:: WORK TO BE COMPLETED ::
Lay out the lines from the one containing "divider (20, 56, 832, 57)" down to the one containing "Decompose this screenshot", both included, as a JSON list of strings with one string per line, leaving out any blank lines.

:: DATA PROVIDED ::

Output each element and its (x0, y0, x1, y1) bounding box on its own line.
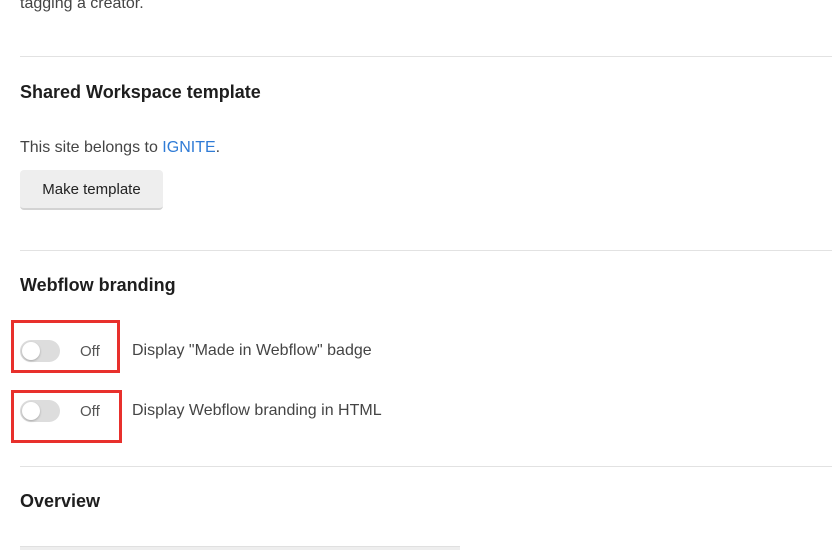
divider (20, 56, 832, 57)
toggle-description: Display Webflow branding in HTML (132, 402, 382, 419)
site-owner-text: This site belongs to IGNITE. (20, 139, 220, 157)
site-owner-suffix: . (215, 139, 221, 156)
make-template-button[interactable]: Make template (20, 170, 163, 210)
workspace-link[interactable]: IGNITE (162, 139, 215, 156)
shared-workspace-title: Shared Workspace template (20, 82, 261, 102)
site-owner-prefix: This site belongs to (20, 139, 163, 156)
webflow-branding-html-toggle[interactable] (20, 400, 60, 422)
overview-title: Overview (20, 491, 101, 511)
truncated-description: tagging a creator. (20, 0, 144, 12)
settings-page: tagging a creator. Shared Workspace temp… (0, 0, 832, 550)
toggle-state-label: Off (80, 402, 100, 420)
toggle-knob (22, 402, 40, 420)
html-branding-toggle-row: Off Display Webflow branding in HTML (20, 396, 382, 426)
webflow-branding-title: Webflow branding (20, 275, 176, 295)
toggle-description: Display "Made in Webflow" badge (132, 342, 372, 359)
overview-panel-edge (20, 546, 460, 550)
made-in-webflow-badge-toggle[interactable] (20, 340, 60, 362)
toggle-state-label: Off (80, 342, 100, 360)
divider (20, 250, 832, 251)
badge-toggle-row: Off Display "Made in Webflow" badge (20, 336, 372, 366)
toggle-knob (22, 342, 40, 360)
divider (20, 466, 832, 467)
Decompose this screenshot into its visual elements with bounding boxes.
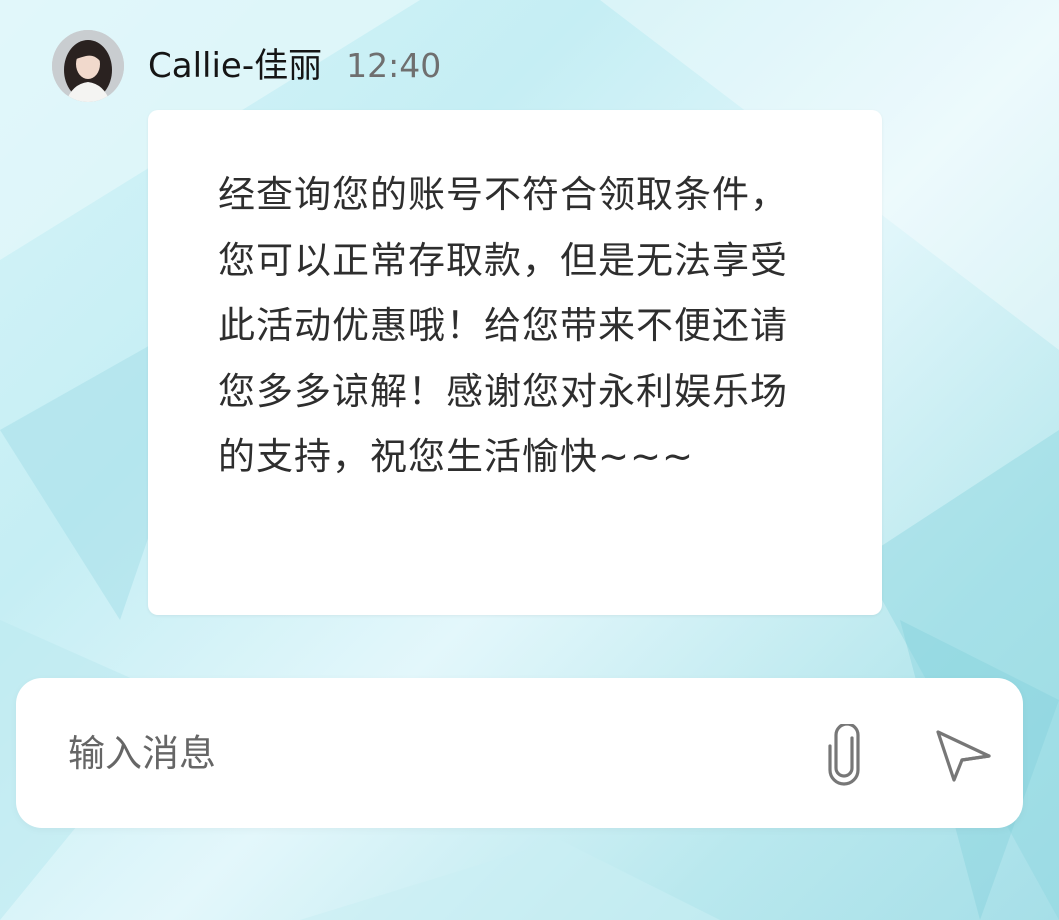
- send-icon: [936, 730, 991, 782]
- send-button[interactable]: [928, 720, 998, 790]
- message-header: Callie-佳丽 12:40: [52, 30, 441, 102]
- message-input[interactable]: [68, 718, 768, 788]
- message-bubble: 经查询您的账号不符合领取条件，您可以正常存取款，但是无法享受此活动优惠哦！给您带…: [148, 110, 882, 615]
- sender-name: Callie-佳丽: [148, 46, 323, 86]
- avatar[interactable]: [52, 30, 124, 102]
- paperclip-icon: [828, 724, 860, 786]
- user-avatar-icon: [52, 30, 124, 102]
- message-composer: [16, 678, 1023, 828]
- message-timestamp: 12:40: [346, 46, 442, 85]
- attach-button[interactable]: [812, 718, 876, 792]
- message-text: 经查询您的账号不符合领取条件，您可以正常存取款，但是无法享受此活动优惠哦！给您带…: [218, 173, 788, 478]
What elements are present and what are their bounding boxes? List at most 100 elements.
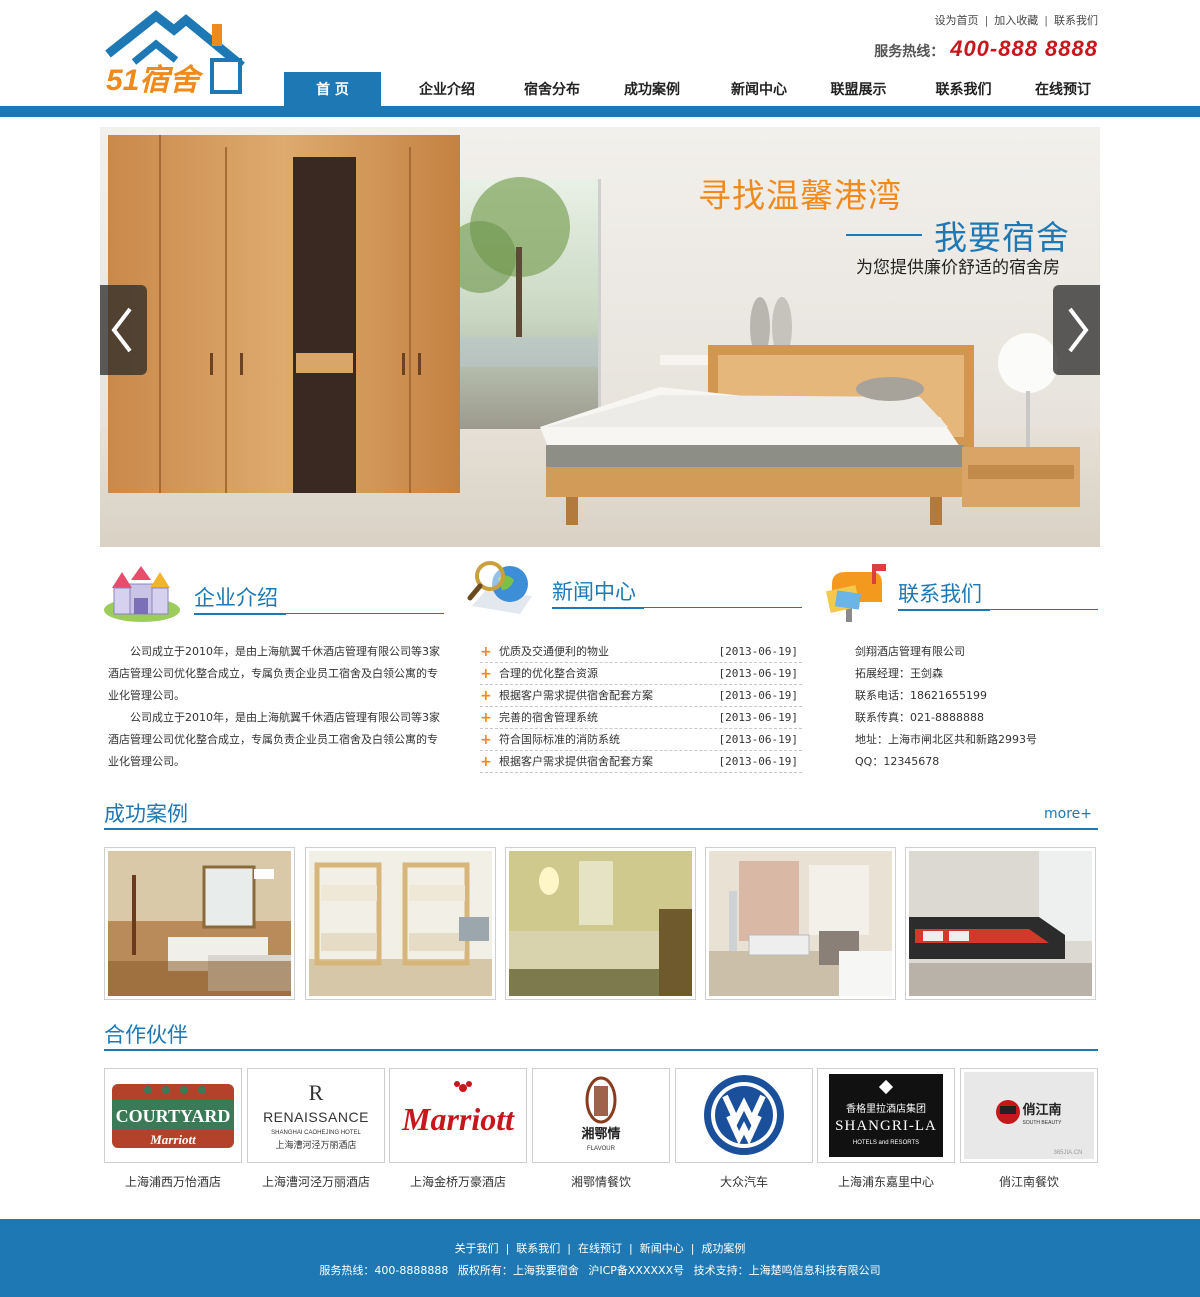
partner-card[interactable]: 俏江南 SOUTH BEAUTY 365JIA.CN 俏江南餐饮 xyxy=(960,1068,1098,1190)
nav-news-center[interactable]: 新闻中心 xyxy=(713,72,805,108)
partner-card[interactable]: Marriott 上海金桥万豪酒店 xyxy=(389,1068,527,1190)
contact-rule xyxy=(990,609,1098,610)
news-item[interactable]: + 优质及交通便利的物业 [2013-06-19] xyxy=(480,641,802,663)
plus-icon: + xyxy=(480,710,492,726)
banner-prev-button[interactable] xyxy=(100,285,147,375)
partner-card[interactable]: 湘鄂情 FLAVOUR 湘鄂情餐饮 xyxy=(532,1068,670,1190)
castle-icon xyxy=(104,566,180,622)
partner-name: 上海漕河泾万丽酒店 xyxy=(261,1175,370,1189)
case-thumbnail[interactable] xyxy=(705,847,896,1000)
case-photo xyxy=(309,851,492,996)
partner-name: 上海浦西万怡酒店 xyxy=(124,1175,221,1189)
nav-success-cases[interactable]: 成功案例 xyxy=(591,72,713,108)
about-content: 公司成立于2010年，是由上海航翼千休酒店管理有限公司等3家酒店管理公司优化整合… xyxy=(108,641,444,773)
contact-company: 剑翔酒店管理有限公司 xyxy=(855,645,965,658)
renaissance-logo-letter: R xyxy=(309,1080,324,1105)
case-photo xyxy=(108,851,291,996)
about-paragraph: 公司成立于2010年，是由上海航翼千休酒店管理有限公司等3家酒店管理公司优化整合… xyxy=(108,711,440,768)
footer-copyright: 版权所有：上海我要宿舍 xyxy=(457,1264,579,1277)
mailbox-icon xyxy=(826,564,886,622)
shangri-la-logo: 香格里拉酒店集团 SHANGRI-LA HOTELS and RESORTS xyxy=(821,1072,951,1159)
banner-next-button[interactable] xyxy=(1053,285,1100,375)
footer-icp: 沪ICP备XXXXXX号 xyxy=(588,1264,685,1277)
nav-contact[interactable]: 联系我们 xyxy=(912,72,1015,108)
news-item-date: [2013-06-19] xyxy=(718,645,798,658)
news-item-title[interactable]: 符合国际标准的消防系统 xyxy=(499,733,620,746)
nav-underline-bar xyxy=(0,106,1200,117)
nav-dorm-distribution[interactable]: 宿舍分布 xyxy=(513,72,591,108)
site-header: 51宿舍 设为首页 | 加入收藏 | 联系我们 服务热线： 400-888 8888 首… xyxy=(0,0,1200,118)
news-item[interactable]: + 符合国际标准的消防系统 [2013-06-19] xyxy=(480,729,802,751)
banner-subheadline-text: 我要宿舍 xyxy=(934,218,1070,257)
add-favorite-link[interactable]: 加入收藏 xyxy=(994,14,1038,27)
contact-address: 地址：上海市闸北区共和新路2993号 xyxy=(855,733,1037,746)
cases-more-link[interactable]: more+ xyxy=(1044,806,1092,822)
news-item-title[interactable]: 根据客户需求提供宿舍配套方案 xyxy=(499,689,653,702)
news-item-date: [2013-06-19] xyxy=(718,733,798,746)
renaissance-logo-cn: 上海漕河泾万丽酒店 xyxy=(275,1139,356,1151)
news-item[interactable]: + 根据客户需求提供宿舍配套方案 [2013-06-19] xyxy=(480,751,802,773)
news-heading: 新闻中心 xyxy=(466,560,802,620)
set-homepage-link[interactable]: 设为首页 xyxy=(935,14,979,27)
contact-manager: 拓展经理：王剑森 xyxy=(855,667,943,680)
partner-card[interactable]: 香格里拉酒店集团 SHANGRI-LA HOTELS and RESORTS 上… xyxy=(817,1068,955,1190)
partner-logo-frame: 俏江南 SOUTH BEAUTY 365JIA.CN xyxy=(960,1068,1098,1163)
cases-rule xyxy=(104,828,1098,830)
case-thumbnail[interactable] xyxy=(104,847,295,1000)
xiangeqing-logo-text: 湘鄂情 xyxy=(581,1126,620,1142)
partner-card[interactable]: R RENAISSANCE SHANGHAI CAOHEJING HOTEL 上… xyxy=(247,1068,385,1190)
shangri-la-logo-cn: 香格里拉酒店集团 xyxy=(846,1102,926,1115)
south-beauty-logo-subtext: SOUTH BEAUTY xyxy=(1023,1120,1063,1126)
chevron-left-icon xyxy=(111,307,132,353)
news-item[interactable]: + 根据客户需求提供宿舍配套方案 [2013-06-19] xyxy=(480,685,802,707)
news-item-title[interactable]: 完善的宿舍管理系统 xyxy=(499,711,598,724)
contact-info: 剑翔酒店管理有限公司 拓展经理：王剑森 联系电话：18621655199 联系传… xyxy=(855,641,1095,773)
volkswagen-logo xyxy=(679,1072,809,1159)
nav-online-booking[interactable]: 在线预订 xyxy=(1015,72,1111,108)
footer-link-about[interactable]: 关于我们 xyxy=(455,1242,499,1255)
footer-link-news[interactable]: 新闻中心 xyxy=(640,1242,684,1255)
nav-home[interactable]: 首 页 xyxy=(284,72,381,108)
banner-bedroom-image xyxy=(100,127,1100,547)
footer-link-cases[interactable]: 成功案例 xyxy=(701,1242,745,1255)
news-item[interactable]: + 完善的宿舍管理系统 [2013-06-19] xyxy=(480,707,802,729)
partner-name: 上海金桥万豪酒店 xyxy=(409,1175,506,1189)
courtyard-logo: COURTYARD Marriott xyxy=(108,1072,238,1159)
nav-company-intro[interactable]: 企业介绍 xyxy=(381,72,513,108)
case-thumbnail[interactable] xyxy=(905,847,1096,1000)
news-title: 新闻中心 xyxy=(552,580,636,604)
news-item-title[interactable]: 合理的优化整合资源 xyxy=(499,667,598,680)
plus-icon: + xyxy=(480,754,492,770)
footer-support: 技术支持：上海楚鸣信息科技有限公司 xyxy=(693,1264,881,1277)
hotline-label: 服务热线： xyxy=(874,44,945,60)
news-item[interactable]: + 合理的优化整合资源 [2013-06-19] xyxy=(480,663,802,685)
partner-card[interactable]: 大众汽车 xyxy=(675,1068,813,1190)
case-thumbnail[interactable] xyxy=(305,847,496,1000)
marriott-logo: Marriott xyxy=(393,1072,523,1159)
partner-card[interactable]: COURTYARD Marriott 上海浦西万怡酒店 xyxy=(104,1068,242,1190)
news-item-title[interactable]: 根据客户需求提供宿舍配套方案 xyxy=(499,755,653,768)
footer-links: 关于我们 | 联系我们 | 在线预订 | 新闻中心 | 成功案例 xyxy=(454,1242,746,1255)
plus-icon: + xyxy=(480,732,492,748)
plus-icon: + xyxy=(480,666,492,682)
contact-phone: 联系电话：18621655199 xyxy=(855,689,987,702)
xiangeqing-logo-subtext: FLAVOUR xyxy=(587,1146,616,1152)
site-logo[interactable]: 51宿舍 xyxy=(104,10,248,97)
nav-alliance[interactable]: 联盟展示 xyxy=(805,72,912,108)
south-beauty-logo-text: 俏江南 xyxy=(1022,1102,1061,1118)
news-item-date: [2013-06-19] xyxy=(718,667,798,680)
main-nav: 首 页 企业介绍 宿舍分布 成功案例 新闻中心 联盟展示 联系我们 在线预订 xyxy=(284,72,1111,108)
partner-name: 俏江南餐饮 xyxy=(998,1175,1059,1189)
partner-logo-frame: COURTYARD Marriott xyxy=(104,1068,242,1163)
south-beauty-logo: 俏江南 SOUTH BEAUTY 365JIA.CN xyxy=(964,1072,1094,1159)
footer-link-contact[interactable]: 联系我们 xyxy=(516,1242,560,1255)
partners-heading: 合作伙伴 xyxy=(104,1019,1098,1051)
news-item-title[interactable]: 优质及交通便利的物业 xyxy=(499,645,609,658)
contact-fax: 联系传真：021-8888888 xyxy=(855,711,984,724)
footer-link-booking[interactable]: 在线预订 xyxy=(578,1242,622,1255)
news-list: + 优质及交通便利的物业 [2013-06-19] + 合理的优化整合资源 [2013-… xyxy=(480,641,802,773)
case-thumbnail[interactable] xyxy=(505,847,696,1000)
banner-subheadline: 我要宿舍 xyxy=(846,211,1070,259)
contact-us-link[interactable]: 联系我们 xyxy=(1054,14,1098,27)
footer-info: 服务热线：400-8888888 版权所有：上海我要宿舍 沪ICP备XXXXXX… xyxy=(0,1262,1200,1278)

:: EXERCISE RESPONSE ::
[
  "divider (20, 56, 832, 57)",
  "toggle-description: Display Webflow branding in HTML (132, 402, 382, 419)",
  "site-owner-text: This site belongs to IGNITE. (20, 139, 220, 157)",
  "site-owner-suffix: . (215, 139, 221, 156)",
  "make-template-button[interactable]: Make template (20, 170, 163, 210)",
  "workspace-link[interactable]: IGNITE (162, 139, 215, 156)",
  "shared-workspace-title: Shared Workspace template (20, 82, 261, 102)",
  "site-owner-prefix: This site belongs to (20, 139, 163, 156)",
  "webflow-branding-html-toggle[interactable] (20, 400, 60, 422)",
  "overview-title: Overview (20, 491, 101, 511)",
  "truncated-description: tagging a creator. (20, 0, 144, 12)",
  "settings-page: tagging a creator. Shared Workspace temp… (0, 0, 832, 550)",
  "toggle-state-label: Off (80, 402, 100, 420)",
  "toggle-knob (22, 402, 40, 420)",
  "html-branding-toggle-row: Off Display Webflow branding in HTML (20, 396, 382, 426)",
  "webflow-branding-title: Webflow branding (20, 275, 176, 295)",
  "toggle-description: Display \"Made in Webflow\" badge (132, 342, 372, 359)",
  "overview-panel-edge (20, 546, 460, 550)",
  "made-in-webflow-badge-toggle[interactable] (20, 340, 60, 362)",
  "toggle-state-label: Off (80, 342, 100, 360)",
  "divider (20, 250, 832, 251)",
  "badge-toggle-row: Off Display \"Made in Webflow\" badge (20, 336, 372, 366)",
  "toggle-knob (22, 342, 40, 360)",
  "divider (20, 466, 832, 467)",
  "Decompose this screenshot into its visual elements with bounding boxes."
]